_Written problem_.
Copy each line below in which the word "grid" occurs.

"""

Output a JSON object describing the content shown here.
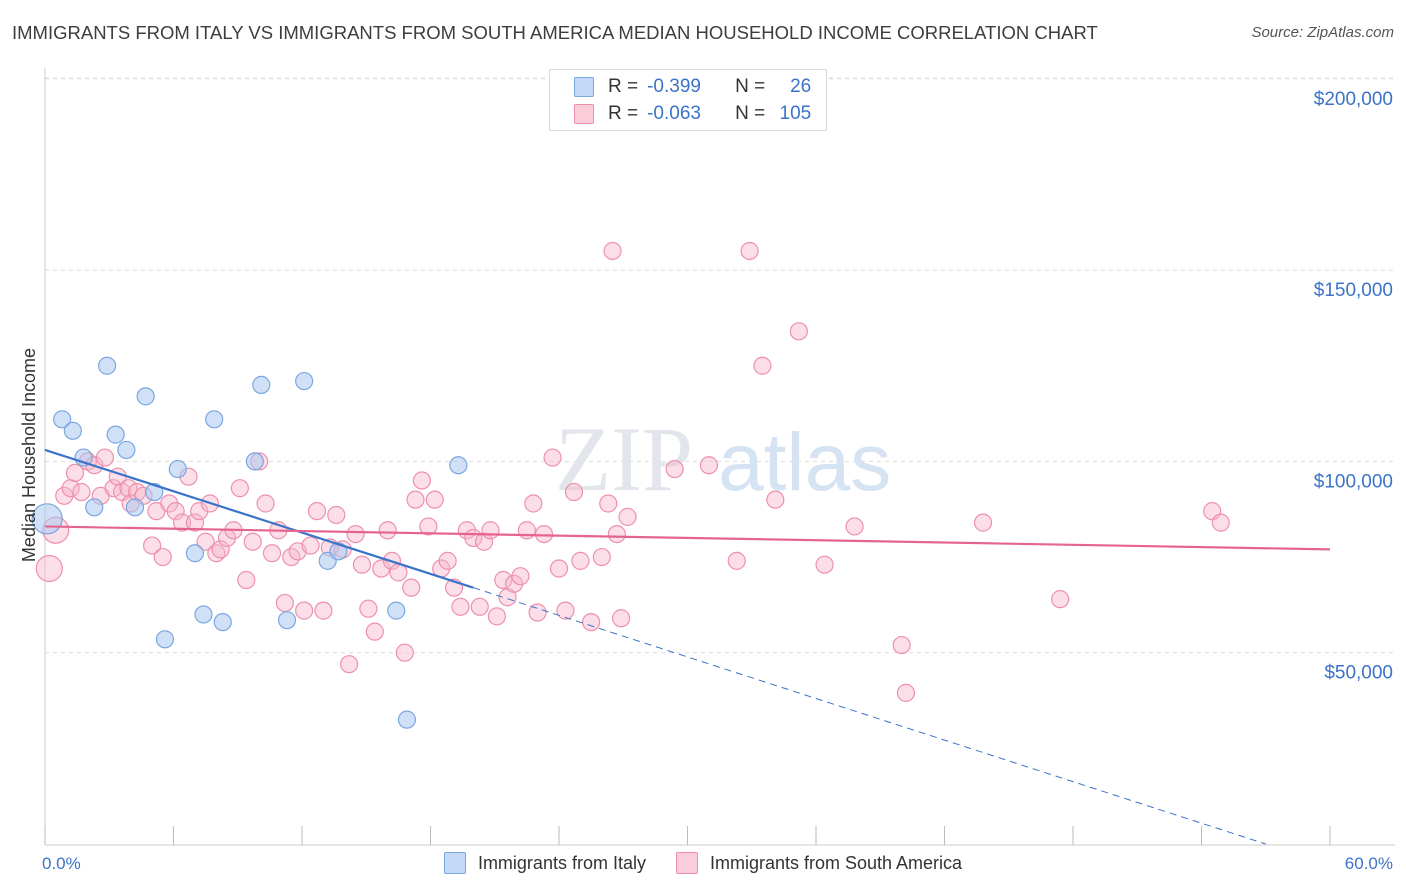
{
  "title": "IMMIGRANTS FROM ITALY VS IMMIGRANTS FROM SOUTH AMERICA MEDIAN HOUSEHOLD INCOME CORRELATION CHART",
  "source": "Source: ZipAtlas.com",
  "watermark": "ZIPatlas",
  "colors": {
    "italy_fill": "#a9c8f0",
    "italy_stroke": "#7aa7e0",
    "italy_line": "#3b73c9",
    "sa_fill": "#f7b6c9",
    "sa_stroke": "#ee90ad",
    "sa_line": "#e5648f",
    "tick_text": "#3b73c9",
    "grid": "#dddddd"
  },
  "legend": {
    "rows": [
      {
        "r_label": "R =",
        "r_value": "-0.399",
        "n_label": "N =",
        "n_value": "26"
      },
      {
        "r_label": "R =",
        "r_value": "-0.063",
        "n_label": "N =",
        "n_value": "105"
      }
    ]
  },
  "bottom_legend": [
    "Immigrants from Italy",
    "Immigrants from South America"
  ],
  "chart_data": {
    "type": "scatter",
    "title": "IMMIGRANTS FROM ITALY VS IMMIGRANTS FROM SOUTH AMERICA MEDIAN HOUSEHOLD INCOME CORRELATION CHART",
    "xlabel": "",
    "ylabel": "Median Household Income",
    "xlim": [
      0,
      60
    ],
    "ylim": [
      0,
      210000
    ],
    "x_tick_labels": [
      "0.0%",
      "60.0%"
    ],
    "y_ticks": [
      50000,
      100000,
      150000,
      200000
    ],
    "y_tick_labels": [
      "$50,000",
      "$100,000",
      "$150,000",
      "$200,000"
    ],
    "grid": "horizontal dashed",
    "legend_position": "top-center",
    "series": [
      {
        "name": "Immigrants from Italy",
        "r": -0.399,
        "n": 26,
        "trend": {
          "x0": 0,
          "y0": 103000,
          "x1": 20,
          "y1": 67000,
          "dashed_to_x": 57,
          "dashed_to_y": 0
        },
        "points": [
          [
            0.1,
            85000
          ],
          [
            0.8,
            111000
          ],
          [
            1.3,
            108000
          ],
          [
            1.8,
            101000
          ],
          [
            2.3,
            88000
          ],
          [
            3.3,
            107000
          ],
          [
            3.8,
            103000
          ],
          [
            2.9,
            125000
          ],
          [
            4.2,
            88000
          ],
          [
            4.7,
            117000
          ],
          [
            5.1,
            92000
          ],
          [
            5.6,
            53500
          ],
          [
            6.2,
            98000
          ],
          [
            7.0,
            76000
          ],
          [
            7.4,
            60000
          ],
          [
            7.9,
            111000
          ],
          [
            8.3,
            58000
          ],
          [
            9.8,
            100000
          ],
          [
            10.1,
            120000
          ],
          [
            11.3,
            58500
          ],
          [
            12.1,
            121000
          ],
          [
            13.2,
            74000
          ],
          [
            13.7,
            76500
          ],
          [
            16.4,
            61000
          ],
          [
            16.9,
            32500
          ],
          [
            19.3,
            99000
          ]
        ]
      },
      {
        "name": "Immigrants from South America",
        "r": -0.063,
        "n": 105,
        "trend": {
          "x0": 0,
          "y0": 83000,
          "x1": 60,
          "y1": 77000
        },
        "points": [
          [
            0.2,
            72000
          ],
          [
            0.5,
            82000
          ],
          [
            0.9,
            91000
          ],
          [
            1.2,
            93000
          ],
          [
            1.4,
            97000
          ],
          [
            1.7,
            92000
          ],
          [
            2.0,
            100000
          ],
          [
            2.3,
            99000
          ],
          [
            2.6,
            91000
          ],
          [
            2.8,
            101000
          ],
          [
            3.2,
            93000
          ],
          [
            3.4,
            96000
          ],
          [
            3.6,
            92000
          ],
          [
            3.9,
            93000
          ],
          [
            4.0,
            89000
          ],
          [
            4.3,
            92000
          ],
          [
            4.6,
            91000
          ],
          [
            5.0,
            78000
          ],
          [
            5.2,
            87000
          ],
          [
            5.5,
            75000
          ],
          [
            5.8,
            89000
          ],
          [
            6.1,
            87000
          ],
          [
            6.4,
            84000
          ],
          [
            6.7,
            96000
          ],
          [
            7.0,
            84000
          ],
          [
            7.2,
            87000
          ],
          [
            7.5,
            79000
          ],
          [
            7.7,
            89000
          ],
          [
            8.0,
            76000
          ],
          [
            8.2,
            77000
          ],
          [
            8.5,
            80000
          ],
          [
            8.8,
            82000
          ],
          [
            9.1,
            93000
          ],
          [
            9.4,
            69000
          ],
          [
            9.7,
            79000
          ],
          [
            10.0,
            100000
          ],
          [
            10.3,
            89000
          ],
          [
            10.6,
            76000
          ],
          [
            10.9,
            82000
          ],
          [
            11.2,
            63000
          ],
          [
            11.5,
            75000
          ],
          [
            11.8,
            76500
          ],
          [
            12.1,
            61000
          ],
          [
            12.4,
            78000
          ],
          [
            12.7,
            87000
          ],
          [
            13.0,
            61000
          ],
          [
            13.3,
            77500
          ],
          [
            13.6,
            86000
          ],
          [
            13.9,
            77000
          ],
          [
            14.2,
            47000
          ],
          [
            14.5,
            81000
          ],
          [
            14.8,
            73000
          ],
          [
            15.1,
            61500
          ],
          [
            15.4,
            55500
          ],
          [
            15.7,
            72000
          ],
          [
            16.0,
            82000
          ],
          [
            16.2,
            74000
          ],
          [
            16.5,
            71000
          ],
          [
            16.8,
            50000
          ],
          [
            17.1,
            67000
          ],
          [
            17.3,
            90000
          ],
          [
            17.6,
            95000
          ],
          [
            17.9,
            83000
          ],
          [
            18.2,
            90000
          ],
          [
            18.5,
            72000
          ],
          [
            18.8,
            74000
          ],
          [
            19.1,
            67000
          ],
          [
            19.4,
            62000
          ],
          [
            19.7,
            82000
          ],
          [
            20.0,
            80000
          ],
          [
            20.3,
            62000
          ],
          [
            20.5,
            79000
          ],
          [
            20.8,
            82000
          ],
          [
            21.1,
            59500
          ],
          [
            21.4,
            69000
          ],
          [
            21.6,
            64500
          ],
          [
            21.9,
            68000
          ],
          [
            22.2,
            70000
          ],
          [
            22.5,
            82000
          ],
          [
            22.8,
            89000
          ],
          [
            23.0,
            60500
          ],
          [
            23.3,
            81000
          ],
          [
            23.7,
            101000
          ],
          [
            24.0,
            72000
          ],
          [
            24.3,
            61000
          ],
          [
            24.7,
            92000
          ],
          [
            25.0,
            74000
          ],
          [
            25.5,
            58000
          ],
          [
            26.0,
            75000
          ],
          [
            26.3,
            89000
          ],
          [
            26.7,
            81000
          ],
          [
            26.9,
            59000
          ],
          [
            27.2,
            85500
          ],
          [
            29.4,
            98000
          ],
          [
            31.0,
            99000
          ],
          [
            26.5,
            155000
          ],
          [
            32.3,
            74000
          ],
          [
            32.9,
            155000
          ],
          [
            33.5,
            125000
          ],
          [
            34.1,
            90000
          ],
          [
            35.2,
            134000
          ],
          [
            36.4,
            73000
          ],
          [
            37.8,
            83000
          ],
          [
            40.0,
            52000
          ],
          [
            40.2,
            39500
          ],
          [
            43.8,
            84000
          ],
          [
            47.4,
            64000
          ],
          [
            54.5,
            87000
          ],
          [
            54.9,
            84000
          ]
        ]
      }
    ]
  }
}
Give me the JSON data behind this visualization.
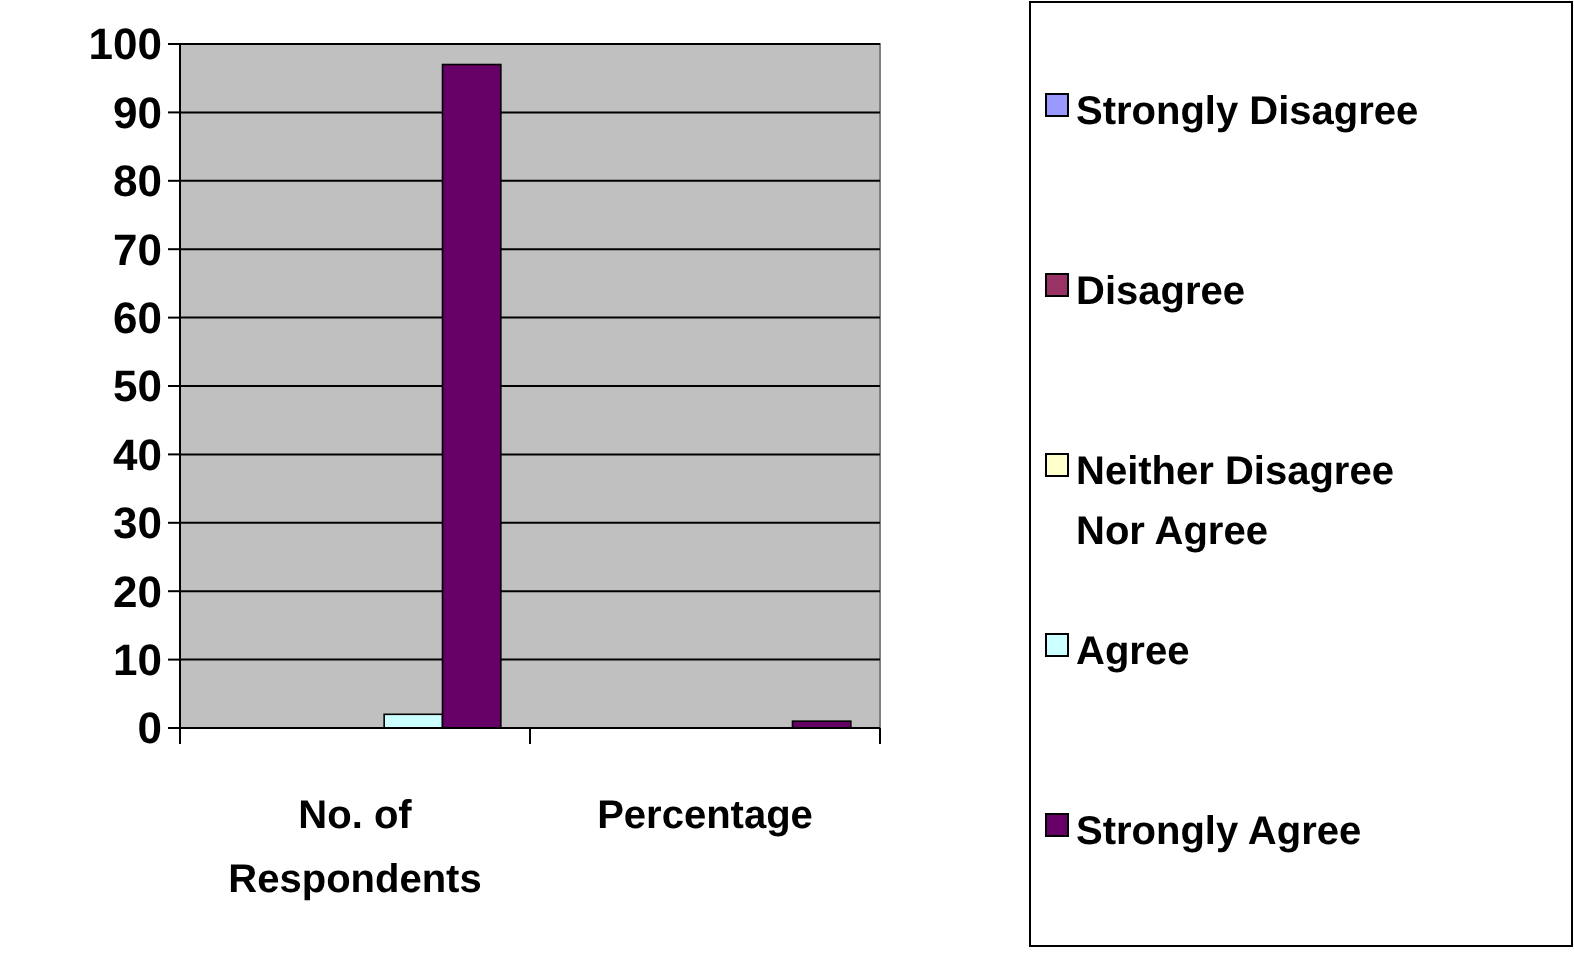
{
  "chart_data": {
    "type": "bar",
    "categories": [
      "No. of Respondents",
      "Percentage"
    ],
    "series": [
      {
        "name": "Strongly Disagree",
        "color": "#9999ff",
        "values": [
          0,
          0
        ]
      },
      {
        "name": "Disagree",
        "color": "#993366",
        "values": [
          0,
          0
        ]
      },
      {
        "name": "Neither Disagree Nor Agree",
        "color": "#ffffcc",
        "values": [
          0,
          0
        ]
      },
      {
        "name": "Agree",
        "color": "#ccffff",
        "values": [
          2,
          0
        ]
      },
      {
        "name": "Strongly Agree",
        "color": "#660066",
        "values": [
          97,
          1
        ]
      }
    ],
    "ylim": [
      0,
      100
    ],
    "yticks": [
      0,
      10,
      20,
      30,
      40,
      50,
      60,
      70,
      80,
      90,
      100
    ],
    "grid": "y",
    "legend": "right"
  }
}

"""

_Full solution_.
    "grid": "#dddddd"
    "grid": "horizontal dashed",
    "grid": "y",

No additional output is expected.